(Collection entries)
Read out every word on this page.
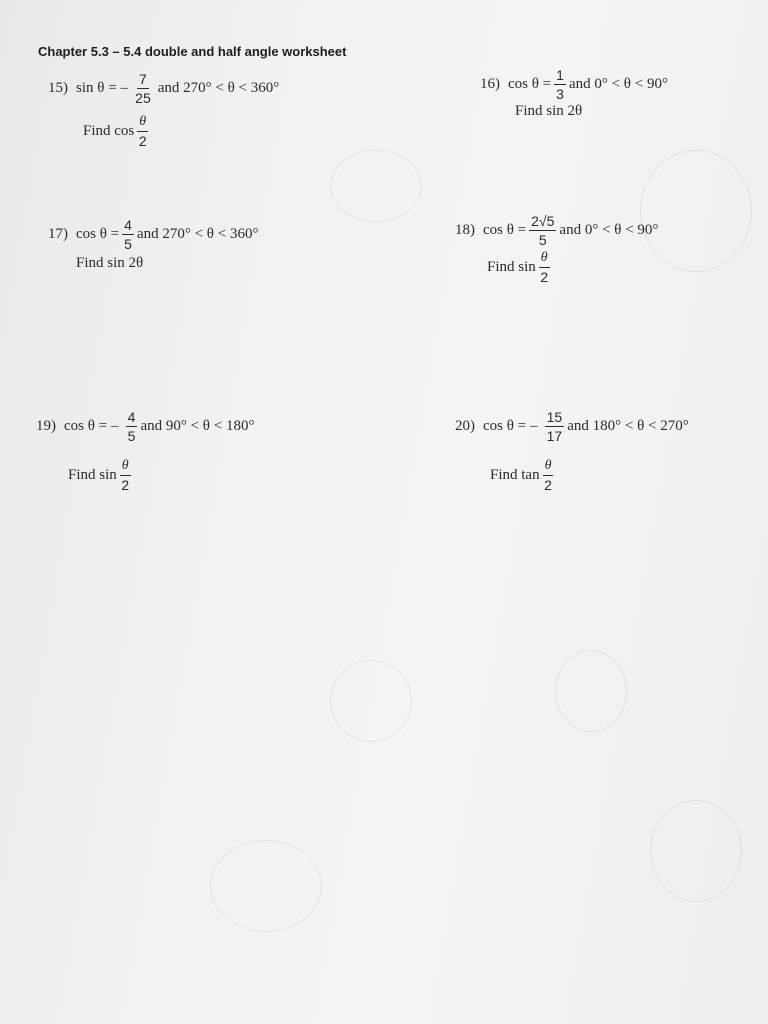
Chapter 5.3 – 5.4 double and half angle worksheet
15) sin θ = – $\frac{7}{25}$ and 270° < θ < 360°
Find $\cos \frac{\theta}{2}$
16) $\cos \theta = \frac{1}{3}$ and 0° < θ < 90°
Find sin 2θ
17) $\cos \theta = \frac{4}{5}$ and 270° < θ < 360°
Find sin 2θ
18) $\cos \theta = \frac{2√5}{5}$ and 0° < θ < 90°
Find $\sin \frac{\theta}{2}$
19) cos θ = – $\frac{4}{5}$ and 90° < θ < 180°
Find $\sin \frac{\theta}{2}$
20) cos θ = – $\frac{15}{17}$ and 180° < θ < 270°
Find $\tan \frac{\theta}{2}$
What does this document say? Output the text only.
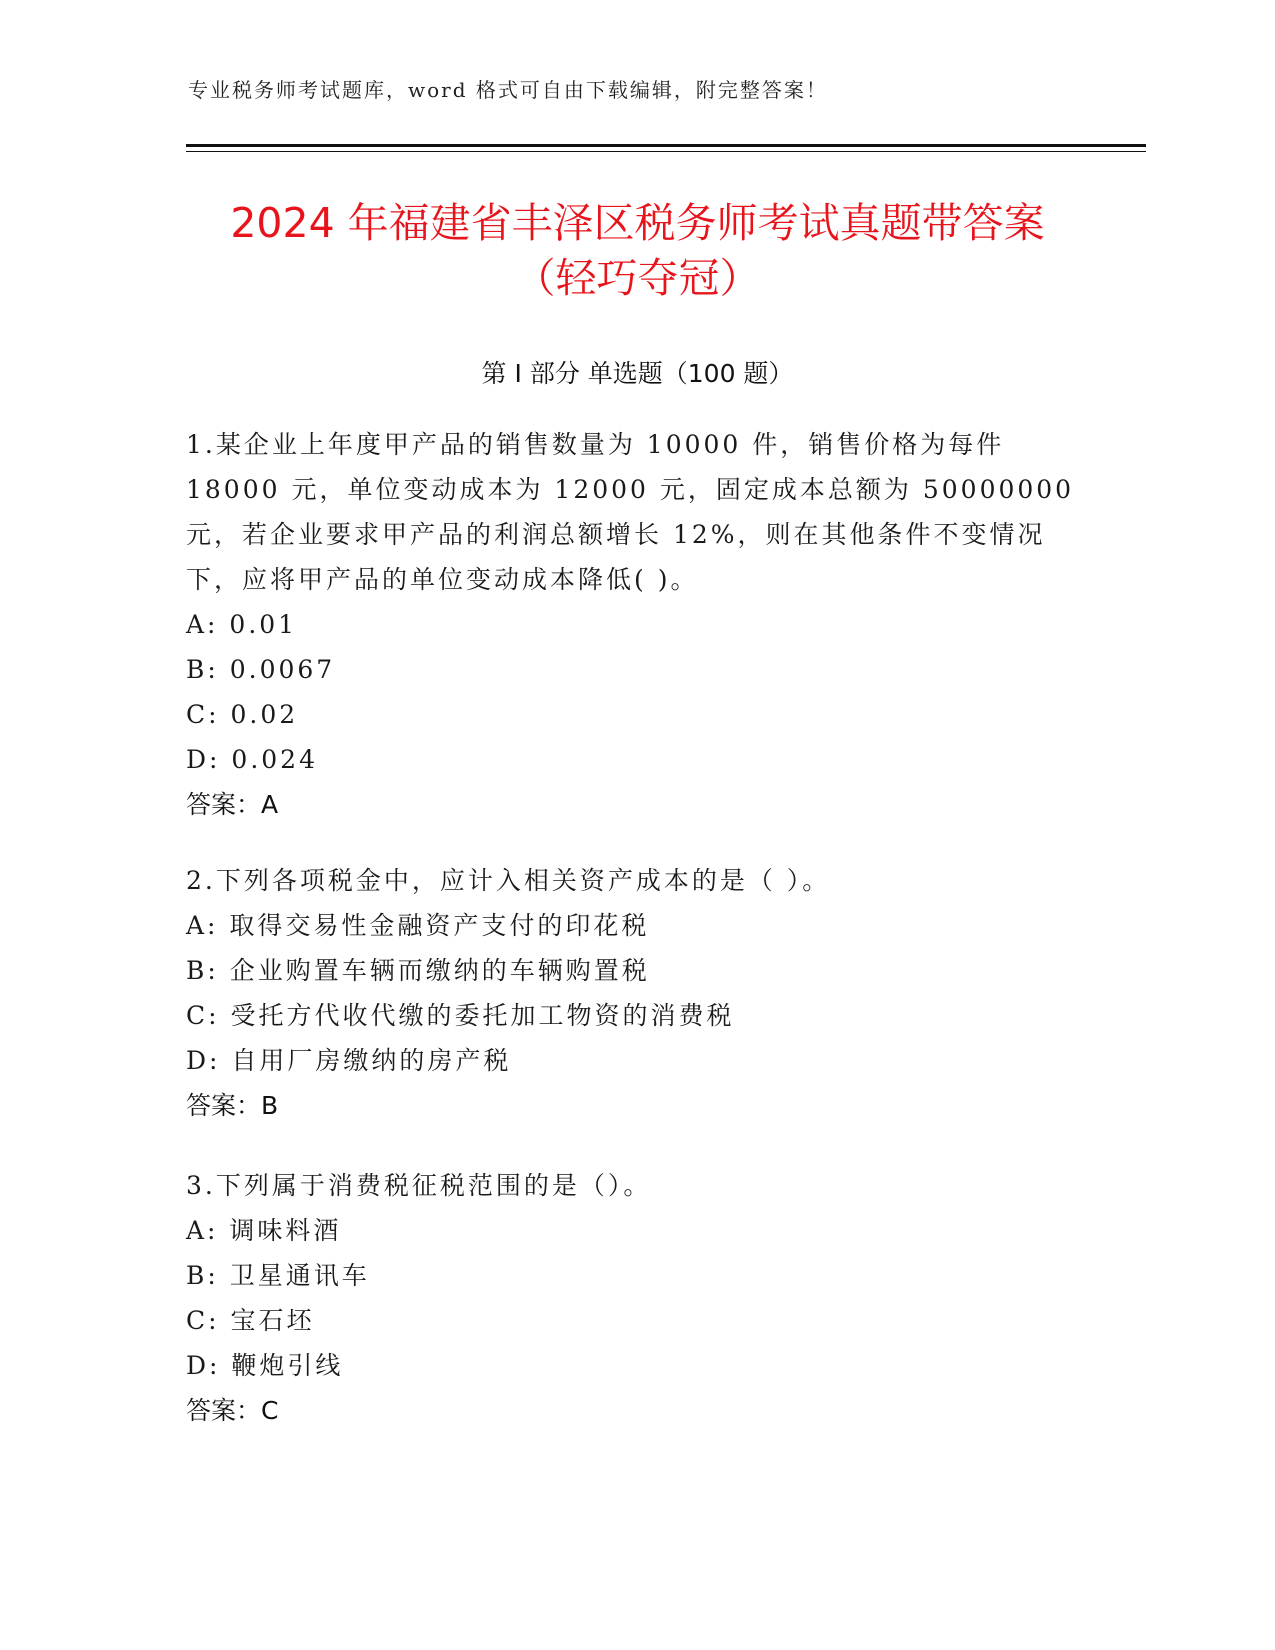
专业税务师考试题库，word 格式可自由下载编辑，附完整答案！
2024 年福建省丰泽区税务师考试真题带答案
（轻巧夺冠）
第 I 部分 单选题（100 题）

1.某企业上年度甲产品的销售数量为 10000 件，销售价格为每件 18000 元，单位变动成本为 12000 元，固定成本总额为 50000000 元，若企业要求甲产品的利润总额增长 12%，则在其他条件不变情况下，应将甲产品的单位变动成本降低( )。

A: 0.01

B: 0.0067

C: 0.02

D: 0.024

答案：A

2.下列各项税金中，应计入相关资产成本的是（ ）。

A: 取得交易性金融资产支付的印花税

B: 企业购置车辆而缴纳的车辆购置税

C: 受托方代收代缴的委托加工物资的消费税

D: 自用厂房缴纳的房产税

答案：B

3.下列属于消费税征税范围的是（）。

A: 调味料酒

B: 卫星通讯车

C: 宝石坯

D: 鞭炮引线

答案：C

* _Exercise details_
Return all the entries word for word, but omit any pictures they contain.

* _Result below_
Read out every word on this page.
Chapter 5.3 – 5.4 double and half angle worksheet
15) sin θ = – $\frac{7}{25}$ and 270° < θ < 360°
Find $\cos \frac{\theta}{2}$
16) $\cos \theta = \frac{1}{3}$ and 0° < θ < 90°
Find sin 2θ
17) $\cos \theta = \frac{4}{5}$ and 270° < θ < 360°
Find sin 2θ
18) $\cos \theta = \frac{2√5}{5}$ and 0° < θ < 90°
Find $\sin \frac{\theta}{2}$
19) cos θ = – $\frac{4}{5}$ and 90° < θ < 180°
Find $\sin \frac{\theta}{2}$
20) cos θ = – $\frac{15}{17}$ and 180° < θ < 270°
Find $\tan \frac{\theta}{2}$
What does this document say? Output the text only.
专业税务师考试题库，word 格式可自由下载编辑，附完整答案！
2024 年福建省丰泽区税务师考试真题带答案
（轻巧夺冠）
第 I 部分 单选题（100 题）

1.某企业上年度甲产品的销售数量为 10000 件，销售价格为每件 18000 元，单位变动成本为 12000 元，固定成本总额为 50000000 元，若企业要求甲产品的利润总额增长 12%，则在其他条件不变情况下，应将甲产品的单位变动成本降低( )。

A: 0.01

B: 0.0067

C: 0.02

D: 0.024

答案：A

2.下列各项税金中，应计入相关资产成本的是（ ）。

A: 取得交易性金融资产支付的印花税

B: 企业购置车辆而缴纳的车辆购置税

C: 受托方代收代缴的委托加工物资的消费税

D: 自用厂房缴纳的房产税

答案：B

3.下列属于消费税征税范围的是（）。

A: 调味料酒

B: 卫星通讯车

C: 宝石坯

D: 鞭炮引线

答案：C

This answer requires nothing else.